Element and region listings:
____

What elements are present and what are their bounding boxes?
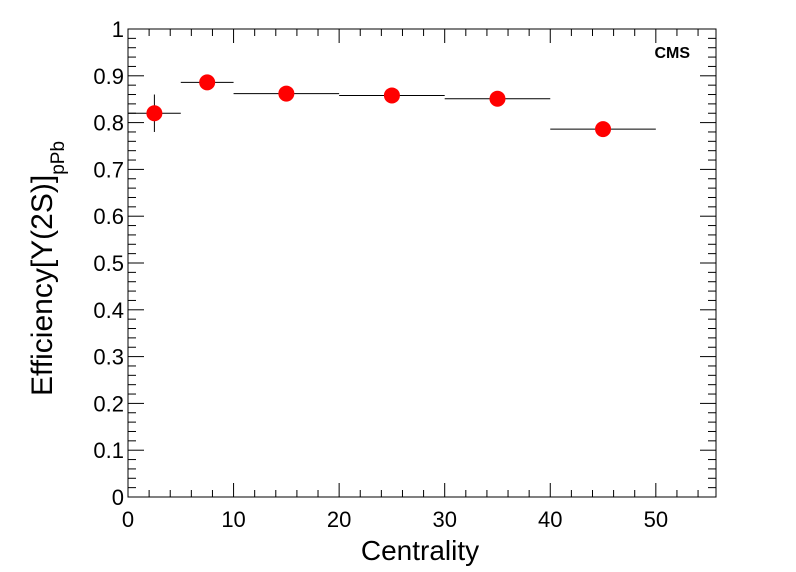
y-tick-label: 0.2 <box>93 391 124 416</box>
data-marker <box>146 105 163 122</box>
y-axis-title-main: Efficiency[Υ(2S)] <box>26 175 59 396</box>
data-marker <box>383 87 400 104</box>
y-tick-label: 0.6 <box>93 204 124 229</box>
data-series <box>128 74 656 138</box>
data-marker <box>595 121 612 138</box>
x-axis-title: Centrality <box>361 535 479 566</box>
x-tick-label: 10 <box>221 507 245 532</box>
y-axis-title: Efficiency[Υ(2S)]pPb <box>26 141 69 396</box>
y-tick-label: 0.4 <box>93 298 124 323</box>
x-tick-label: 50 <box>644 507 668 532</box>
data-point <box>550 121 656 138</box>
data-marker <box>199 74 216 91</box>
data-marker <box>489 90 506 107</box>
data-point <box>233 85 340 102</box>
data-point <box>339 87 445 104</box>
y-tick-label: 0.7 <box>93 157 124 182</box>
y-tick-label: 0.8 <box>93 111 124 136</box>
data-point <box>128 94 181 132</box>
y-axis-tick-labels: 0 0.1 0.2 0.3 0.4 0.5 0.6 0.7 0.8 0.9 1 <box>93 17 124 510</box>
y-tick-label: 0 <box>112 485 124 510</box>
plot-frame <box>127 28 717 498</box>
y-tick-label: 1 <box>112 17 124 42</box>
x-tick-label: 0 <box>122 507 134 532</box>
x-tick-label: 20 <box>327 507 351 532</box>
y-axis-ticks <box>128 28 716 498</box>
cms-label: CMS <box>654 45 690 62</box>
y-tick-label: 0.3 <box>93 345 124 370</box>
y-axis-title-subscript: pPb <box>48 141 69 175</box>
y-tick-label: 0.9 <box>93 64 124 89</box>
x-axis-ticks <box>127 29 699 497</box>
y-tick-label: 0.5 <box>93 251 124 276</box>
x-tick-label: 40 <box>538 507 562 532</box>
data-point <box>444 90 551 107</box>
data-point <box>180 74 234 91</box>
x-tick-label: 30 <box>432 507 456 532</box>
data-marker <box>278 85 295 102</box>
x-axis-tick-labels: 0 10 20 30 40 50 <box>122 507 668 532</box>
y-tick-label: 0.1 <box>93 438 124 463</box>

____

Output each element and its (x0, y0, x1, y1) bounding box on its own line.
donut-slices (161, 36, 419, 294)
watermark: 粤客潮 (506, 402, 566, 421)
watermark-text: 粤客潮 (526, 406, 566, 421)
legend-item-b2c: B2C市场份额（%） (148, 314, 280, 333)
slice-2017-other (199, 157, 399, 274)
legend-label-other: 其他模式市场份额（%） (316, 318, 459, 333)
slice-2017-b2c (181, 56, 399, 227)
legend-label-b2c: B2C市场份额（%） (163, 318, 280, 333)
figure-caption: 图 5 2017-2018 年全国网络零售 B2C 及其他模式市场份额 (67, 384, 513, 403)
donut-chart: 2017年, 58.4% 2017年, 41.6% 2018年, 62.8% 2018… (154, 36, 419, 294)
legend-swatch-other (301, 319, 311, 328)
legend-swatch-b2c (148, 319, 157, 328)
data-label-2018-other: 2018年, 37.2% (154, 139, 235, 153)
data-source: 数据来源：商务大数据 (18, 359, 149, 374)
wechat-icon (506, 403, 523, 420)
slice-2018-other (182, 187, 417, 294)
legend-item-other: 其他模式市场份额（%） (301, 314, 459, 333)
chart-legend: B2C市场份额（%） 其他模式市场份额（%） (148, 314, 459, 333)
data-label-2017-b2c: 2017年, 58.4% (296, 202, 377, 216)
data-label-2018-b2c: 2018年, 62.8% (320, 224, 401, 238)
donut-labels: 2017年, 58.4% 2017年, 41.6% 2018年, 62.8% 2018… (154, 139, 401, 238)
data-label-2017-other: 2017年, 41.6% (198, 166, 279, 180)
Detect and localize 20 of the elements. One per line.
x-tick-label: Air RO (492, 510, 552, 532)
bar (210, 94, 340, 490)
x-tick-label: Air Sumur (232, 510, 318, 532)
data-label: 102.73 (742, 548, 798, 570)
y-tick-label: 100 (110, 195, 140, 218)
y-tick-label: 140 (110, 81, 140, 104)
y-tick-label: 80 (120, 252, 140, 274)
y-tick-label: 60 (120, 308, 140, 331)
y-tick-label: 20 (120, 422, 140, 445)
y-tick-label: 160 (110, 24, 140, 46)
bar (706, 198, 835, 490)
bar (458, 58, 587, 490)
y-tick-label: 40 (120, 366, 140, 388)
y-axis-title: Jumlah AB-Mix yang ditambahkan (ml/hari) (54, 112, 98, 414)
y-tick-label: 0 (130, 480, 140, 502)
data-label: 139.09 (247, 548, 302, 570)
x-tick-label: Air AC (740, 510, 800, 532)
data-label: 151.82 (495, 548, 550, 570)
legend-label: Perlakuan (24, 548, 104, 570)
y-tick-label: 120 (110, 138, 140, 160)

____

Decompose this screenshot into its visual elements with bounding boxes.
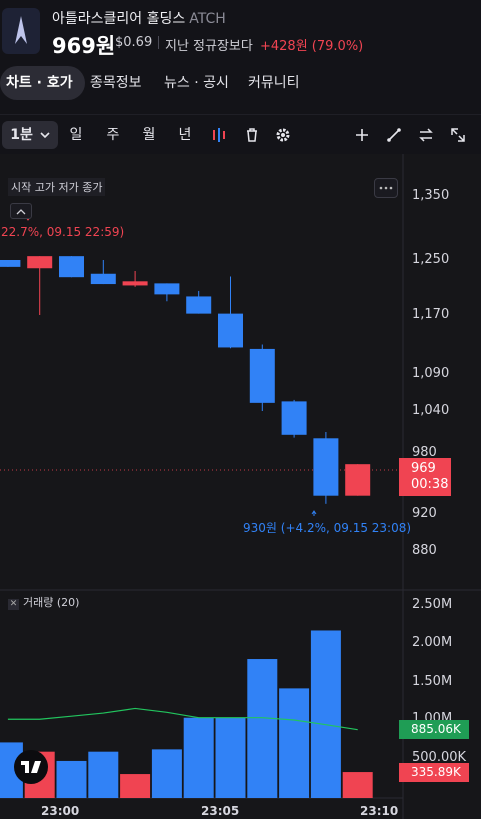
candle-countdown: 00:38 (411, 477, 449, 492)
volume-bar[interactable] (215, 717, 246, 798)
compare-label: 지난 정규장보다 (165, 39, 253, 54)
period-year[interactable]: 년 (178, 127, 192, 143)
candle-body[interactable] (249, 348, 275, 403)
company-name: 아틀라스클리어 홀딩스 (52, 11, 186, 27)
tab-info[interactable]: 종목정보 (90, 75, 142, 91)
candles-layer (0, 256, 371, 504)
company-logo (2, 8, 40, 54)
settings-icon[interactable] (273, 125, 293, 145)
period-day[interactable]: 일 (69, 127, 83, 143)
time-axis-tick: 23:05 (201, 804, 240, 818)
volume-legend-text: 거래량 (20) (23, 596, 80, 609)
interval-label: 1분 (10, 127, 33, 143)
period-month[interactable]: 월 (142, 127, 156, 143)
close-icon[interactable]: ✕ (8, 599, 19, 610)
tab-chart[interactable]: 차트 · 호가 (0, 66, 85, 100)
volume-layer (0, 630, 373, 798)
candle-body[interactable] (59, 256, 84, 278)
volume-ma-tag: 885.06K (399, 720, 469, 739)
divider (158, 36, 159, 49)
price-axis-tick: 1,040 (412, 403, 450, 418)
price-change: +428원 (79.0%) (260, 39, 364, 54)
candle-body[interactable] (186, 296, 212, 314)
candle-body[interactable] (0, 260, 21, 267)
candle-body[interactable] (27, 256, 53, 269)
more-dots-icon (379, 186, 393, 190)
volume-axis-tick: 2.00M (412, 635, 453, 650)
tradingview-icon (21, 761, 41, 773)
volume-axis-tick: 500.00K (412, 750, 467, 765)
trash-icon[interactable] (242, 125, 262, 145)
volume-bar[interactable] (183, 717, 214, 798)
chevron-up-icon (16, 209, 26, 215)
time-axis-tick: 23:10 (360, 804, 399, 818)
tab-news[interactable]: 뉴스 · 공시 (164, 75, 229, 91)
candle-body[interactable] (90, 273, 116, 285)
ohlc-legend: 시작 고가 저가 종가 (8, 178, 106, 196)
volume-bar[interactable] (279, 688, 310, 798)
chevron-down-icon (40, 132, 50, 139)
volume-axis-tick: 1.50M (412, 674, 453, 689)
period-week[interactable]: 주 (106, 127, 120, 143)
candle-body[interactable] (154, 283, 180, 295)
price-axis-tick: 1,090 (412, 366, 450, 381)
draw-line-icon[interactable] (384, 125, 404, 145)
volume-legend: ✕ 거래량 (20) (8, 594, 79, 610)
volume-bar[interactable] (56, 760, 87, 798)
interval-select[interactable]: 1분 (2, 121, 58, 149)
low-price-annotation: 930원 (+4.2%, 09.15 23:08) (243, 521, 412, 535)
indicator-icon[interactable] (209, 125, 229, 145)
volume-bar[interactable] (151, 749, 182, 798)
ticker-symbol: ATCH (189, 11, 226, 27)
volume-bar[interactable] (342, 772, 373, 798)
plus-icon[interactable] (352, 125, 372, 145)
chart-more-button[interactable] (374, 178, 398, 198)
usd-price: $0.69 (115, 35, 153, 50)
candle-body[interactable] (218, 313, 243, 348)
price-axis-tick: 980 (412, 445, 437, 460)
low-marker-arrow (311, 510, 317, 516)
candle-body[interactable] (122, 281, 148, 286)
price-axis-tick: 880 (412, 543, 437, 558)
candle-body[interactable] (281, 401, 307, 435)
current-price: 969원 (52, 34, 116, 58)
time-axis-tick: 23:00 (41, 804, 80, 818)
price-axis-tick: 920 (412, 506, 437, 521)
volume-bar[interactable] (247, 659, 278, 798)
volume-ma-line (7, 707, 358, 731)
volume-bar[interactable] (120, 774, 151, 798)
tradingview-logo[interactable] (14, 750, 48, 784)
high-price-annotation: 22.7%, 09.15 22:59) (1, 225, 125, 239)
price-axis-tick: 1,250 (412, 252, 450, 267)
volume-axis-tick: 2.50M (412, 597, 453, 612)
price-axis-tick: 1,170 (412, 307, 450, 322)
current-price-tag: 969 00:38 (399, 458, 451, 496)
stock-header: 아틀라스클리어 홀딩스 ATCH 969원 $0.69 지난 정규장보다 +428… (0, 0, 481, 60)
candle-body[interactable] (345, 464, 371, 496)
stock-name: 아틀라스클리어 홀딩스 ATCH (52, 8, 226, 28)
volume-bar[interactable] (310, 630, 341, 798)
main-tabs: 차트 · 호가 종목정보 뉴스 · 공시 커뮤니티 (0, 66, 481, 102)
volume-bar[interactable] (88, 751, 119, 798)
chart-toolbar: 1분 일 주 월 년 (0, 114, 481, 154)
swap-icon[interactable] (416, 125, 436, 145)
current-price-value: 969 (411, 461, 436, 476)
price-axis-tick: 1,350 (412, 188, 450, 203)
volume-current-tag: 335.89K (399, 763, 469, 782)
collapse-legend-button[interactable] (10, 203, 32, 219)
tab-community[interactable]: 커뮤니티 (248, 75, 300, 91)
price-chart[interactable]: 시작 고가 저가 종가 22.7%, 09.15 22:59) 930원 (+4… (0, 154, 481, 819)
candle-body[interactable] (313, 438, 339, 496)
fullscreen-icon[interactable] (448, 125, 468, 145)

____

### What you are asked to do:
Could you copy out the records starting with the line containing "Output each element" and continuing through the line containing "Detect and localize", with no changes?

### Written reply:
Output each element and its (x0, y0, x1, y1) bounding box on its own line.
donut-slices (161, 36, 419, 294)
watermark: 粤客潮 (506, 402, 566, 421)
watermark-text: 粤客潮 (526, 406, 566, 421)
legend-item-b2c: B2C市场份额（%） (148, 314, 280, 333)
slice-2017-other (199, 157, 399, 274)
legend-label-other: 其他模式市场份额（%） (316, 318, 459, 333)
slice-2017-b2c (181, 56, 399, 227)
legend-label-b2c: B2C市场份额（%） (163, 318, 280, 333)
figure-caption: 图 5 2017-2018 年全国网络零售 B2C 及其他模式市场份额 (67, 384, 513, 403)
donut-chart: 2017年, 58.4% 2017年, 41.6% 2018年, 62.8% 2018… (154, 36, 419, 294)
legend-swatch-other (301, 319, 311, 328)
legend-swatch-b2c (148, 319, 157, 328)
data-label-2018-other: 2018年, 37.2% (154, 139, 235, 153)
data-source: 数据来源：商务大数据 (18, 359, 149, 374)
wechat-icon (506, 403, 523, 420)
slice-2018-other (182, 187, 417, 294)
legend-item-other: 其他模式市场份额（%） (301, 314, 459, 333)
chart-legend: B2C市场份额（%） 其他模式市场份额（%） (148, 314, 459, 333)
data-label-2017-b2c: 2017年, 58.4% (296, 202, 377, 216)
data-label-2018-b2c: 2018年, 62.8% (320, 224, 401, 238)
donut-labels: 2017年, 58.4% 2017年, 41.6% 2018年, 62.8% 2018… (154, 139, 401, 238)
data-label-2017-other: 2017年, 41.6% (198, 166, 279, 180)
Detect and localize 20 of the elements. One per line.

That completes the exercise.